MATERIAL >>

[START]

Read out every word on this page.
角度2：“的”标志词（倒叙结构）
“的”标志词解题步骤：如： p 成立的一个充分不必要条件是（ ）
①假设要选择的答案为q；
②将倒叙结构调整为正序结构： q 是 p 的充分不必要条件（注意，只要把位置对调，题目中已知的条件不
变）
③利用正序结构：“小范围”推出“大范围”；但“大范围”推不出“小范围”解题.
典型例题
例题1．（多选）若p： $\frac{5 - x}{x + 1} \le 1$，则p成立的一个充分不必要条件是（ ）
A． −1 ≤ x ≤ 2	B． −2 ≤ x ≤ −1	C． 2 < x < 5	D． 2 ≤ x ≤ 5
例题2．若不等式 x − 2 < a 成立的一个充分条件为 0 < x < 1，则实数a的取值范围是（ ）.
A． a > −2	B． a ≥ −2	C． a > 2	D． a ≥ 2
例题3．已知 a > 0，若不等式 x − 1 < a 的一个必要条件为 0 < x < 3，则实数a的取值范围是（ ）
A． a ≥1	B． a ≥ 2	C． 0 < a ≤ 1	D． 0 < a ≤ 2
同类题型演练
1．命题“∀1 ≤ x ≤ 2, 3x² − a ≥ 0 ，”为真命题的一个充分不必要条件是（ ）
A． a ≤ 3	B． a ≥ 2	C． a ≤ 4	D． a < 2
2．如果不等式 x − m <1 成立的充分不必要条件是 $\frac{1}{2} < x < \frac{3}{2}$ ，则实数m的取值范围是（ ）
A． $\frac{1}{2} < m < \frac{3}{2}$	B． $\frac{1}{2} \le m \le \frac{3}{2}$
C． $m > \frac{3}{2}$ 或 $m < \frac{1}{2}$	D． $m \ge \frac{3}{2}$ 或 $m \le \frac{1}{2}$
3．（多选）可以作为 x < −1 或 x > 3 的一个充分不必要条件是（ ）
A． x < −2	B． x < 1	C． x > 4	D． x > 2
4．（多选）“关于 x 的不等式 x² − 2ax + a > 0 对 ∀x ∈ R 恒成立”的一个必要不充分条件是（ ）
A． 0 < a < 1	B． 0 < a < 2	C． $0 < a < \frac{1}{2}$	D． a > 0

[END]
[START]

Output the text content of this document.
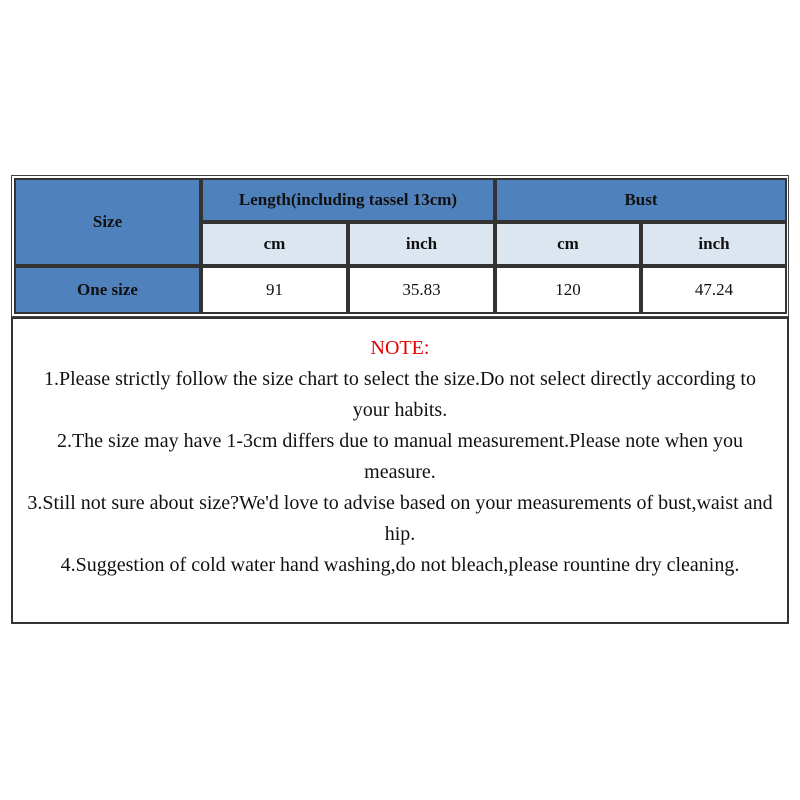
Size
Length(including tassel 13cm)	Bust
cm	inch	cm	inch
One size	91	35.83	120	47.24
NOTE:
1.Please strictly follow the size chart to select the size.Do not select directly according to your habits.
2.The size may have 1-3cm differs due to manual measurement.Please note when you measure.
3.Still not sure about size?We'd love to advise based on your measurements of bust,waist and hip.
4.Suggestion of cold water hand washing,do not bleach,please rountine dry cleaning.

[END]

REQUIREMENTS >> Where a line holds "若不等式", copy it out.

CORRECT OUTPUT >>
例题2．若不等式 x − 2 < a 成立的一个充分条件为 0 < x < 1，则实数a的取值范围是（ ）.
例题3．已知 a > 0，若不等式 x − 1 < a 的一个必要条件为 0 < x < 3，则实数a的取值范围是（ ）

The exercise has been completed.